*EXERCISE INSTRUCTIONS*. In the data beneath this task, how many lines contain "bought"? Answer with the number only.

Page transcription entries
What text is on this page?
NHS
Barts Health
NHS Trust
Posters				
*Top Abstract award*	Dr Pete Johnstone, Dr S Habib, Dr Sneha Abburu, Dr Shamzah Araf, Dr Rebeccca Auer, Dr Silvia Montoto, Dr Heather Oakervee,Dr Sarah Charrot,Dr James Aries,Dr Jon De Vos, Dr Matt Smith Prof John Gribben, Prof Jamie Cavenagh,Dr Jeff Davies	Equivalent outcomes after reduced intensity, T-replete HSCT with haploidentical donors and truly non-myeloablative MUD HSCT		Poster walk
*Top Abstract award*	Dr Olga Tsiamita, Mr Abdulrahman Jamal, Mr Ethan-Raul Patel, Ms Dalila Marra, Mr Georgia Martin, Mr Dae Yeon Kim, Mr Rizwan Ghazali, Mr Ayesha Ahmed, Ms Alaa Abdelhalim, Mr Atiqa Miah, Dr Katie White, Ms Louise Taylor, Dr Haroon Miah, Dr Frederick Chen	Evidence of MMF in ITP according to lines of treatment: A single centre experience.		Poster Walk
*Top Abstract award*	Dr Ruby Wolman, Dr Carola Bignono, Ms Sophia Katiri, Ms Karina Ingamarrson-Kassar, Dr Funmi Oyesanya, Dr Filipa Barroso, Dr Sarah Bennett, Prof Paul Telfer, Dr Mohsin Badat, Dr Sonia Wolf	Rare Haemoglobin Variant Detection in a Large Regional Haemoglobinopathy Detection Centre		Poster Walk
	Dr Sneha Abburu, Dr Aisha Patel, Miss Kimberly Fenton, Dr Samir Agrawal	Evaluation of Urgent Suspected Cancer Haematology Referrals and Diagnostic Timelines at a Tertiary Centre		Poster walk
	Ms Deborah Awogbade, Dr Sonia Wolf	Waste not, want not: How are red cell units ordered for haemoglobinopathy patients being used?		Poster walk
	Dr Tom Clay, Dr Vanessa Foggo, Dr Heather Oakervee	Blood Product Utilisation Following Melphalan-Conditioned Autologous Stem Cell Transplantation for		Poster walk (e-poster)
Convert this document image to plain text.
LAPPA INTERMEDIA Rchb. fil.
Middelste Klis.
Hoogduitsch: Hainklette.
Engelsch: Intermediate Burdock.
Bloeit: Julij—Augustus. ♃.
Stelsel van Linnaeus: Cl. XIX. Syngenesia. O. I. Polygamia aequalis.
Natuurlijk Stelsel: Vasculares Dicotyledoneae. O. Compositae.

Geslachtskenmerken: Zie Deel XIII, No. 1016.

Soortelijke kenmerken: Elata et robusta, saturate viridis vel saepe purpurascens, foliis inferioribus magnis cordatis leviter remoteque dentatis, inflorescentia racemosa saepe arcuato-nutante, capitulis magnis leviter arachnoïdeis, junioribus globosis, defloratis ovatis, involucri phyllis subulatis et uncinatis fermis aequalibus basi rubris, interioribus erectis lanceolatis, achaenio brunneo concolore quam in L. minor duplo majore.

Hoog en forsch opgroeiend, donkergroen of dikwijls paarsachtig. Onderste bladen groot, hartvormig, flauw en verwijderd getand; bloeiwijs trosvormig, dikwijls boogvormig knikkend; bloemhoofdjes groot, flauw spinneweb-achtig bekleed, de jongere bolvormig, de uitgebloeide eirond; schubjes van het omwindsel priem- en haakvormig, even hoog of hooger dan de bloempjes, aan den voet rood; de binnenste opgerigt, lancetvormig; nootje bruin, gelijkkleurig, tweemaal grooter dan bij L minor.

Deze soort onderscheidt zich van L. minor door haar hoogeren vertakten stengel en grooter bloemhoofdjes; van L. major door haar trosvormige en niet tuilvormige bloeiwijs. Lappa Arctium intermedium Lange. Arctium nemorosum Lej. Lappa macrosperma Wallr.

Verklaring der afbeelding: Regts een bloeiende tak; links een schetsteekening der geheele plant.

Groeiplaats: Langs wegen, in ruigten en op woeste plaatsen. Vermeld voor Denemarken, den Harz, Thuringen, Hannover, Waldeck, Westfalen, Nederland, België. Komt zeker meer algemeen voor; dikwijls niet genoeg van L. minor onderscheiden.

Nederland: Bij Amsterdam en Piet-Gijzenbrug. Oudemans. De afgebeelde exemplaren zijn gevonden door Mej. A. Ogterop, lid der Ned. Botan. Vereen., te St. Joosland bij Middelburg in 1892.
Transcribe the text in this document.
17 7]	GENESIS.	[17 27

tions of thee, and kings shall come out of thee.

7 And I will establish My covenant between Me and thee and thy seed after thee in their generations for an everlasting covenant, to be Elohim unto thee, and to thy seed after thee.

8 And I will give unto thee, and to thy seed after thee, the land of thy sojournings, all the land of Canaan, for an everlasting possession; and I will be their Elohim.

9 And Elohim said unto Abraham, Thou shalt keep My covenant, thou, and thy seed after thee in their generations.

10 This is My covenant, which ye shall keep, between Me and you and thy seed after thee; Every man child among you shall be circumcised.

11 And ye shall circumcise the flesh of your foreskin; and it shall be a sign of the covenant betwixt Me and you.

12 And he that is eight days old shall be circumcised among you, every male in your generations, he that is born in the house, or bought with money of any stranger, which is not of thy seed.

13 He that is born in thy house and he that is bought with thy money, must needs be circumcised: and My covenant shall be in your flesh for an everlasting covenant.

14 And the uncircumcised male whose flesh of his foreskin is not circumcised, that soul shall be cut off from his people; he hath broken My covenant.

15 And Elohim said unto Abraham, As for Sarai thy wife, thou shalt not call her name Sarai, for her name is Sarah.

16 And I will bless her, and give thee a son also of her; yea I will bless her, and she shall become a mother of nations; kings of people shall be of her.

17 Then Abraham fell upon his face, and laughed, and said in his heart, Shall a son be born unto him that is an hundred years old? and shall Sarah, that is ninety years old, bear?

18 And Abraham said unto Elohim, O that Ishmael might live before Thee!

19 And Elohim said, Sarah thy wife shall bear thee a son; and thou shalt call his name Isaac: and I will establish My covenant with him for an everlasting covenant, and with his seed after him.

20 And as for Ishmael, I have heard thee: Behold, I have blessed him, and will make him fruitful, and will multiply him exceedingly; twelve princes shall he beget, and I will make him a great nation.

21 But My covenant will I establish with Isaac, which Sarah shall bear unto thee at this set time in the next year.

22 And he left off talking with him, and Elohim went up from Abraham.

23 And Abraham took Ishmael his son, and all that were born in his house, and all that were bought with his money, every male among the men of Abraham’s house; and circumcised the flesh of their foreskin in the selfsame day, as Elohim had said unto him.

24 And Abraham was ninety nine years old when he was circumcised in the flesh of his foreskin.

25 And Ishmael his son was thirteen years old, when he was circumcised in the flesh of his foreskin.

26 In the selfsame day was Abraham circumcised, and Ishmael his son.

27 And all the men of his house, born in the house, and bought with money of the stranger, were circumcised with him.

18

*WRITTEN ANSWER*. 4